Each entry below is to be transcribed exactly.

Data lines —
+ + + + +

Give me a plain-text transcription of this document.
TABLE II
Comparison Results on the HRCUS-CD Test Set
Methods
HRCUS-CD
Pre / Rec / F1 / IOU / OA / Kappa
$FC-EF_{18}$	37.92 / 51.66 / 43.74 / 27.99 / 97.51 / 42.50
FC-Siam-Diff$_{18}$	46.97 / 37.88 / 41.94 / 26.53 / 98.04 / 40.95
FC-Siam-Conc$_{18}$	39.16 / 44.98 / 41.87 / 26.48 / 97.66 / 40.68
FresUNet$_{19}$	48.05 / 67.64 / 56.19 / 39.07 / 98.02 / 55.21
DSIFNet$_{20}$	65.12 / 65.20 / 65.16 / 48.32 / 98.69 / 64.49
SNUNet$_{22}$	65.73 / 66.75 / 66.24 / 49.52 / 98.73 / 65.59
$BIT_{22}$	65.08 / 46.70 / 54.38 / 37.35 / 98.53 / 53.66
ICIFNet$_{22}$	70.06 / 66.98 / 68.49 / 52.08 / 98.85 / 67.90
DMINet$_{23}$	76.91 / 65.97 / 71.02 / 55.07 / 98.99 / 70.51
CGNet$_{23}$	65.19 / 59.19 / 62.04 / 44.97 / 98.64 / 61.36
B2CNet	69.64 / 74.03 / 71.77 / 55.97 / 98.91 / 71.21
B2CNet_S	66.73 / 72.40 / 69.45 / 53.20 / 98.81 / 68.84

+ + + + +

Task solution —
Give me a plain-text transcription of this document.
TABLE II
Comparison Results on the HRCUS-CD Test Set
Methods
HRCUS-CD
Pre / Rec / F1 / IOU / OA / Kappa
$FC-EF_{18}$	37.92 / 51.66 / 43.74 / 27.99 / 97.51 / 42.50
FC-Siam-Diff$_{18}$	46.97 / 37.88 / 41.94 / 26.53 / 98.04 / 40.95
FC-Siam-Conc$_{18}$	39.16 / 44.98 / 41.87 / 26.48 / 97.66 / 40.68
FresUNet$_{19}$	48.05 / 67.64 / 56.19 / 39.07 / 98.02 / 55.21
DSIFNet$_{20}$	65.12 / 65.20 / 65.16 / 48.32 / 98.69 / 64.49
SNUNet$_{22}$	65.73 / 66.75 / 66.24 / 49.52 / 98.73 / 65.59
$BIT_{22}$	65.08 / 46.70 / 54.38 / 37.35 / 98.53 / 53.66
ICIFNet$_{22}$	70.06 / 66.98 / 68.49 / 52.08 / 98.85 / 67.90
DMINet$_{23}$	76.91 / 65.97 / 71.02 / 55.07 / 98.99 / 70.51
CGNet$_{23}$	65.19 / 59.19 / 62.04 / 44.97 / 98.64 / 61.36
B2CNet	69.64 / 74.03 / 71.77 / 55.97 / 98.91 / 71.21
B2CNet_S	66.73 / 72.40 / 69.45 / 53.20 / 98.81 / 68.84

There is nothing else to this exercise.